Aim of the task:
Copy all lines that contain the word "هاشم".

Working data:
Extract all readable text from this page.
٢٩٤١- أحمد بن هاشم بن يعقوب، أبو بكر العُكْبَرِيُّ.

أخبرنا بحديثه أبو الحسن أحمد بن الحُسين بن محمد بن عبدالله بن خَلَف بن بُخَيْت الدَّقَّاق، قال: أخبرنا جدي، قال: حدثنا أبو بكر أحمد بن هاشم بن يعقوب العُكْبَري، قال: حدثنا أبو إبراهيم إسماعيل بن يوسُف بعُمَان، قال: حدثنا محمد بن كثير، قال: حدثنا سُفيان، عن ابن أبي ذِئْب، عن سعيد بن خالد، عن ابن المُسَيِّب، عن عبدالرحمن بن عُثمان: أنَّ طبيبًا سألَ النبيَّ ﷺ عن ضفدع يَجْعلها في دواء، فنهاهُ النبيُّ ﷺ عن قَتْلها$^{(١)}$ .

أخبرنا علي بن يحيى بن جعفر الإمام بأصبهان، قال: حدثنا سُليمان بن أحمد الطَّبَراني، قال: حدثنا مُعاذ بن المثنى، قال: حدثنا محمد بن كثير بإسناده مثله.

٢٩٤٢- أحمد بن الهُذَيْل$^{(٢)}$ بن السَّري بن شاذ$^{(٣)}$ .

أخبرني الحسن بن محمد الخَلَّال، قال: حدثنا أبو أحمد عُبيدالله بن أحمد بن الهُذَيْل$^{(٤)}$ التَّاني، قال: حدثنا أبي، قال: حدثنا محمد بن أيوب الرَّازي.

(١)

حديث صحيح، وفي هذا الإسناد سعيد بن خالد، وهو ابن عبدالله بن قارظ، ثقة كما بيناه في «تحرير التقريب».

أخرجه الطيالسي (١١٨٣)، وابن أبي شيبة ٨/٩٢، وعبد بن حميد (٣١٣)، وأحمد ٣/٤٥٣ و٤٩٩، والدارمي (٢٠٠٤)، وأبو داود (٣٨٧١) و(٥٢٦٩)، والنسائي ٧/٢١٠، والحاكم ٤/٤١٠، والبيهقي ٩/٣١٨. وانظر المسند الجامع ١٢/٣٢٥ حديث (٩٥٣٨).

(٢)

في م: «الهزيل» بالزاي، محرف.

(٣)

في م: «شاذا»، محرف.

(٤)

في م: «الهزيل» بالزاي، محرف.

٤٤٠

Reply:
٢٩٤١- أحمد بن هاشم بن يعقوب، أبو بكر العُكْبَرِيُّ.
أخبرنا بحديثه أبو الحسن أحمد بن الحُسين بن محمد بن عبدالله بن خَلَف بن بُخَيْت الدَّقَّاق، قال: أخبرنا جدي، قال: حدثنا أبو بكر أحمد بن هاشم بن يعقوب العُكْبَري، قال: حدثنا أبو إبراهيم إسماعيل بن يوسُف بعُمَان، قال: حدثنا محمد بن كثير، قال: حدثنا سُفيان، عن ابن أبي ذِئْب، عن سعيد بن خالد، عن ابن المُسَيِّب، عن عبدالرحمن بن عُثمان: أنَّ طبيبًا سألَ النبيَّ ﷺ عن ضفدع يَجْعلها في دواء، فنهاهُ النبيُّ ﷺ عن قَتْلها$^{(١)}$ .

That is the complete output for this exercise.